Please rewrite the lines below with every "chevron-right-icon" swapped for "arrow-right-icon", changing nothing else and leaving out the pictures.

# [DATA ROWS]

# # #

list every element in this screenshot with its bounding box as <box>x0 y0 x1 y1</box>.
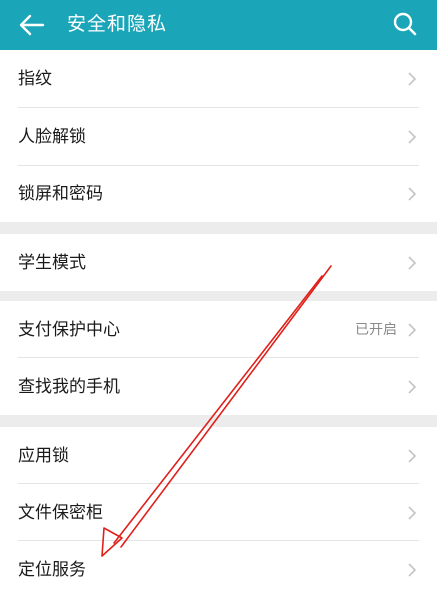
back-button[interactable] <box>16 9 48 41</box>
settings-item-label: 查找我的手机 <box>18 377 120 397</box>
settings-item-find-my-phone[interactable]: 查找我的手机 <box>0 358 437 415</box>
chevron-right-icon <box>408 563 417 577</box>
settings-item-payment-protection[interactable]: 支付保护中心 已开启 <box>0 301 437 358</box>
section-gap <box>0 291 437 301</box>
chevron-right-icon <box>408 256 417 270</box>
arrow-left-icon <box>19 14 45 36</box>
app-header: 安全和隐私 <box>0 0 437 50</box>
chevron-right-icon <box>408 72 417 86</box>
chevron-right-icon <box>408 187 417 201</box>
settings-item-face-unlock[interactable]: 人脸解锁 <box>0 108 437 166</box>
chevron-right-icon <box>408 380 417 394</box>
settings-item-lockscreen-password[interactable]: 锁屏和密码 <box>0 166 437 222</box>
settings-item-label: 人脸解锁 <box>18 127 86 147</box>
page-title: 安全和隐私 <box>67 13 168 35</box>
chevron-right-icon <box>408 323 417 337</box>
settings-item-student-mode[interactable]: 学生模式 <box>0 234 437 291</box>
status-text: 已开启 <box>355 322 397 338</box>
chevron-right-icon <box>408 130 417 144</box>
chevron-right-icon <box>408 506 417 520</box>
search-icon <box>393 12 417 36</box>
settings-item-label: 支付保护中心 <box>18 320 120 340</box>
settings-item-label: 应用锁 <box>18 446 69 466</box>
settings-item-app-lock[interactable]: 应用锁 <box>0 427 437 484</box>
settings-item-label: 学生模式 <box>18 253 86 273</box>
search-button[interactable] <box>388 7 422 41</box>
settings-item-label: 锁屏和密码 <box>18 184 103 204</box>
section-gap <box>0 222 437 234</box>
section-gap <box>0 415 437 427</box>
settings-item-location-services[interactable]: 定位服务 <box>0 541 437 593</box>
settings-item-file-safe[interactable]: 文件保密柜 <box>0 484 437 541</box>
settings-item-label: 文件保密柜 <box>18 503 103 523</box>
chevron-right-icon <box>408 449 417 463</box>
settings-item-fingerprint[interactable]: 指纹 <box>0 50 437 108</box>
settings-item-label: 指纹 <box>18 69 52 89</box>
settings-item-label: 定位服务 <box>18 560 86 580</box>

# # #

# [ANSWER BELOW]
list every element in this screenshot with its bounding box as <box>x0 y0 x1 y1</box>.
back-button[interactable] <box>16 9 48 41</box>
settings-item-label: 查找我的手机 <box>18 377 120 397</box>
settings-item-find-my-phone[interactable]: 查找我的手机 <box>0 358 437 415</box>
arrow-right-icon <box>408 563 417 577</box>
settings-item-payment-protection[interactable]: 支付保护中心 已开启 <box>0 301 437 358</box>
section-gap <box>0 291 437 301</box>
arrow-right-icon <box>408 256 417 270</box>
arrow-left-icon <box>19 14 45 36</box>
app-header: 安全和隐私 <box>0 0 437 50</box>
arrow-right-icon <box>408 72 417 86</box>
arrow-right-icon <box>408 187 417 201</box>
settings-item-face-unlock[interactable]: 人脸解锁 <box>0 108 437 166</box>
arrow-right-icon <box>408 380 417 394</box>
settings-item-lockscreen-password[interactable]: 锁屏和密码 <box>0 166 437 222</box>
settings-item-label: 人脸解锁 <box>18 127 86 147</box>
page-title: 安全和隐私 <box>67 13 168 35</box>
arrow-right-icon <box>408 323 417 337</box>
settings-item-student-mode[interactable]: 学生模式 <box>0 234 437 291</box>
status-text: 已开启 <box>355 322 397 338</box>
arrow-right-icon <box>408 130 417 144</box>
arrow-right-icon <box>408 506 417 520</box>
search-icon <box>393 12 417 36</box>
settings-item-label: 支付保护中心 <box>18 320 120 340</box>
settings-item-label: 应用锁 <box>18 446 69 466</box>
settings-item-app-lock[interactable]: 应用锁 <box>0 427 437 484</box>
settings-item-label: 学生模式 <box>18 253 86 273</box>
search-button[interactable] <box>388 7 422 41</box>
settings-item-label: 锁屏和密码 <box>18 184 103 204</box>
section-gap <box>0 222 437 234</box>
section-gap <box>0 415 437 427</box>
settings-item-location-services[interactable]: 定位服务 <box>0 541 437 593</box>
settings-item-file-safe[interactable]: 文件保密柜 <box>0 484 437 541</box>
settings-item-label: 文件保密柜 <box>18 503 103 523</box>
arrow-right-icon <box>408 449 417 463</box>
settings-item-fingerprint[interactable]: 指纹 <box>0 50 437 108</box>
settings-item-label: 指纹 <box>18 69 52 89</box>
settings-item-label: 定位服务 <box>18 560 86 580</box>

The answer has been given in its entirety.